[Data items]

++++

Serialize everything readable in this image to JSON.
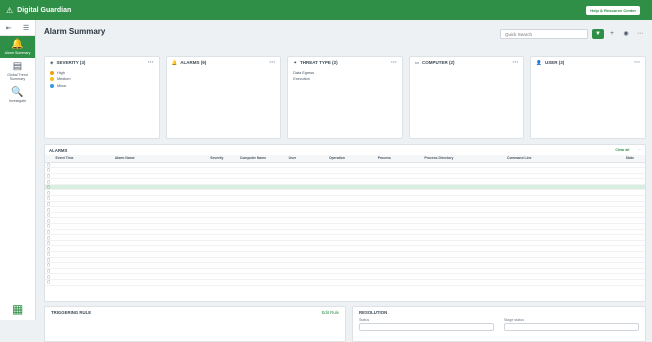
{
  "topbar": {
    "brand": "Digital Guardian",
    "help_label": "Help & Resource Center",
    "user_name": "",
    "user_role": ""
  },
  "sidebar": {
    "items": [
      {
        "label": "Alarm Summary",
        "icon": "bell-icon"
      },
      {
        "label": "Global Trend Summary",
        "icon": "chart-icon"
      },
      {
        "label": "Investigate",
        "icon": "search-person-icon"
      }
    ]
  },
  "header": {
    "title": "Alarm Summary",
    "subtitle": "",
    "search_placeholder": "Quick Search"
  },
  "cards": {
    "severity": {
      "title": "SEVERITY (3)",
      "items": [
        {
          "label": "High",
          "count": "",
          "color": "#f39c12"
        },
        {
          "label": "Medium",
          "count": "",
          "color": "#f1c40f"
        },
        {
          "label": "Minor",
          "count": "",
          "color": "#3498db"
        }
      ]
    },
    "alarms": {
      "title": "ALARMS (9)",
      "items": [
        {
          "label": "",
          "count": ""
        },
        {
          "label": "",
          "count": ""
        },
        {
          "label": "",
          "count": ""
        },
        {
          "label": "",
          "count": ""
        },
        {
          "label": "",
          "count": ""
        },
        {
          "label": "",
          "count": ""
        },
        {
          "label": "",
          "count": ""
        },
        {
          "label": "",
          "count": ""
        },
        {
          "label": "",
          "count": ""
        }
      ]
    },
    "threat": {
      "title": "THREAT TYPE (2)",
      "items": [
        {
          "label": "Data Egress",
          "count": ""
        },
        {
          "label": "Execution",
          "count": ""
        }
      ]
    },
    "computer": {
      "title": "COMPUTER (2)",
      "items": [
        {
          "label": "",
          "count": ""
        },
        {
          "label": "",
          "count": ""
        }
      ]
    },
    "user": {
      "title": "USER (3)",
      "items": [
        {
          "label": "",
          "count": ""
        },
        {
          "label": "",
          "count": ""
        },
        {
          "label": "",
          "count": ""
        }
      ]
    }
  },
  "alarms_table": {
    "title": "ALARMS",
    "toolbar": {
      "export": "",
      "classify": "",
      "assign": "",
      "clear_all": "Clear all"
    },
    "columns": [
      "Event Time",
      "Alarm Name",
      "Severity",
      "Computer Name",
      "User",
      "Operation",
      "Process",
      "Process Directory",
      "Command Line",
      "State"
    ],
    "rows": [
      [
        "",
        "",
        "",
        "",
        "",
        "",
        "",
        "",
        "",
        ""
      ],
      [
        "",
        "",
        "",
        "",
        "",
        "",
        "",
        "",
        "",
        ""
      ],
      [
        "",
        "",
        "",
        "",
        "",
        "",
        "",
        "",
        "",
        ""
      ],
      [
        "",
        "",
        "",
        "",
        "",
        "",
        "",
        "",
        "",
        ""
      ],
      [
        "",
        "",
        "",
        "",
        "",
        "",
        "",
        "",
        "",
        ""
      ],
      [
        "",
        "",
        "",
        "",
        "",
        "",
        "",
        "",
        "",
        ""
      ],
      [
        "",
        "",
        "",
        "",
        "",
        "",
        "",
        "",
        "",
        ""
      ],
      [
        "",
        "",
        "",
        "",
        "",
        "",
        "",
        "",
        "",
        ""
      ],
      [
        "",
        "",
        "",
        "",
        "",
        "",
        "",
        "",
        "",
        ""
      ],
      [
        "",
        "",
        "",
        "",
        "",
        "",
        "",
        "",
        "",
        ""
      ],
      [
        "",
        "",
        "",
        "",
        "",
        "",
        "",
        "",
        "",
        ""
      ],
      [
        "",
        "",
        "",
        "",
        "",
        "",
        "",
        "",
        "",
        ""
      ],
      [
        "",
        "",
        "",
        "",
        "",
        "",
        "",
        "",
        "",
        ""
      ],
      [
        "",
        "",
        "",
        "",
        "",
        "",
        "",
        "",
        "",
        ""
      ],
      [
        "",
        "",
        "",
        "",
        "",
        "",
        "",
        "",
        "",
        ""
      ],
      [
        "",
        "",
        "",
        "",
        "",
        "",
        "",
        "",
        "",
        ""
      ],
      [
        "",
        "",
        "",
        "",
        "",
        "",
        "",
        "",
        "",
        ""
      ],
      [
        "",
        "",
        "",
        "",
        "",
        "",
        "",
        "",
        "",
        ""
      ],
      [
        "",
        "",
        "",
        "",
        "",
        "",
        "",
        "",
        "",
        ""
      ],
      [
        "",
        "",
        "",
        "",
        "",
        "",
        "",
        "",
        "",
        ""
      ],
      [
        "",
        "",
        "",
        "",
        "",
        "",
        "",
        "",
        "",
        ""
      ],
      [
        "",
        "",
        "",
        "",
        "",
        "",
        "",
        "",
        "",
        ""
      ]
    ],
    "selected_row": 4
  },
  "triggering_rule": {
    "title": "TRIGGERING RULE",
    "edit_label": "Edit Rule",
    "rule_text": ""
  },
  "resolution": {
    "title": "RESOLUTION",
    "status_label": "Status",
    "stage_label": "Stage status",
    "status_value": "",
    "stage_value": ""
  },
  "colors": {
    "brand": "#2f8f46",
    "selected_row": "#d8eedf"
  }
}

++++

**What is being asked**
Copy out each record shown above without alteration, skipping any picture.

**Expected answer**
Serialize everything readable in this image to JSON.
{
  "topbar": {
    "brand": "Digital Guardian",
    "help_label": "Help & Resource Center",
    "user_name": "",
    "user_role": ""
  },
  "sidebar": {
    "items": [
      {
        "label": "Alarm Summary",
        "icon": "bell-icon"
      },
      {
        "label": "Global Trend Summary",
        "icon": "chart-icon"
      },
      {
        "label": "Investigate",
        "icon": "search-person-icon"
      }
    ]
  },
  "header": {
    "title": "Alarm Summary",
    "subtitle": "",
    "search_placeholder": "Quick Search"
  },
  "cards": {
    "severity": {
      "title": "SEVERITY (3)",
      "items": [
        {
          "label": "High",
          "count": "",
          "color": "#f39c12"
        },
        {
          "label": "Medium",
          "count": "",
          "color": "#f1c40f"
        },
        {
          "label": "Minor",
          "count": "",
          "color": "#3498db"
        }
      ]
    },
    "alarms": {
      "title": "ALARMS (9)",
      "items": [
        {
          "label": "",
          "count": ""
        },
        {
          "label": "",
          "count": ""
        },
        {
          "label": "",
          "count": ""
        },
        {
          "label": "",
          "count": ""
        },
        {
          "label": "",
          "count": ""
        },
        {
          "label": "",
          "count": ""
        },
        {
          "label": "",
          "count": ""
        },
        {
          "label": "",
          "count": ""
        },
        {
          "label": "",
          "count": ""
        }
      ]
    },
    "threat": {
      "title": "THREAT TYPE (2)",
      "items": [
        {
          "label": "Data Egress",
          "count": ""
        },
        {
          "label": "Execution",
          "count": ""
        }
      ]
    },
    "computer": {
      "title": "COMPUTER (2)",
      "items": [
        {
          "label": "",
          "count": ""
        },
        {
          "label": "",
          "count": ""
        }
      ]
    },
    "user": {
      "title": "USER (3)",
      "items": [
        {
          "label": "",
          "count": ""
        },
        {
          "label": "",
          "count": ""
        },
        {
          "label": "",
          "count": ""
        }
      ]
    }
  },
  "alarms_table": {
    "title": "ALARMS",
    "toolbar": {
      "export": "",
      "classify": "",
      "assign": "",
      "clear_all": "Clear all"
    },
    "columns": [
      "Event Time",
      "Alarm Name",
      "Severity",
      "Computer Name",
      "User",
      "Operation",
      "Process",
      "Process Directory",
      "Command Line",
      "State"
    ],
    "rows": [
      [
        "",
        "",
        "",
        "",
        "",
        "",
        "",
        "",
        "",
        ""
      ],
      [
        "",
        "",
        "",
        "",
        "",
        "",
        "",
        "",
        "",
        ""
      ],
      [
        "",
        "",
        "",
        "",
        "",
        "",
        "",
        "",
        "",
        ""
      ],
      [
        "",
        "",
        "",
        "",
        "",
        "",
        "",
        "",
        "",
        ""
      ],
      [
        "",
        "",
        "",
        "",
        "",
        "",
        "",
        "",
        "",
        ""
      ],
      [
        "",
        "",
        "",
        "",
        "",
        "",
        "",
        "",
        "",
        ""
      ],
      [
        "",
        "",
        "",
        "",
        "",
        "",
        "",
        "",
        "",
        ""
      ],
      [
        "",
        "",
        "",
        "",
        "",
        "",
        "",
        "",
        "",
        ""
      ],
      [
        "",
        "",
        "",
        "",
        "",
        "",
        "",
        "",
        "",
        ""
      ],
      [
        "",
        "",
        "",
        "",
        "",
        "",
        "",
        "",
        "",
        ""
      ],
      [
        "",
        "",
        "",
        "",
        "",
        "",
        "",
        "",
        "",
        ""
      ],
      [
        "",
        "",
        "",
        "",
        "",
        "",
        "",
        "",
        "",
        ""
      ],
      [
        "",
        "",
        "",
        "",
        "",
        "",
        "",
        "",
        "",
        ""
      ],
      [
        "",
        "",
        "",
        "",
        "",
        "",
        "",
        "",
        "",
        ""
      ],
      [
        "",
        "",
        "",
        "",
        "",
        "",
        "",
        "",
        "",
        ""
      ],
      [
        "",
        "",
        "",
        "",
        "",
        "",
        "",
        "",
        "",
        ""
      ],
      [
        "",
        "",
        "",
        "",
        "",
        "",
        "",
        "",
        "",
        ""
      ],
      [
        "",
        "",
        "",
        "",
        "",
        "",
        "",
        "",
        "",
        ""
      ],
      [
        "",
        "",
        "",
        "",
        "",
        "",
        "",
        "",
        "",
        ""
      ],
      [
        "",
        "",
        "",
        "",
        "",
        "",
        "",
        "",
        "",
        ""
      ],
      [
        "",
        "",
        "",
        "",
        "",
        "",
        "",
        "",
        "",
        ""
      ],
      [
        "",
        "",
        "",
        "",
        "",
        "",
        "",
        "",
        "",
        ""
      ]
    ],
    "selected_row": 4
  },
  "triggering_rule": {
    "title": "TRIGGERING RULE",
    "edit_label": "Edit Rule",
    "rule_text": ""
  },
  "resolution": {
    "title": "RESOLUTION",
    "status_label": "Status",
    "stage_label": "Stage status",
    "status_value": "",
    "stage_value": ""
  },
  "colors": {
    "brand": "#2f8f46",
    "selected_row": "#d8eedf"
  }
}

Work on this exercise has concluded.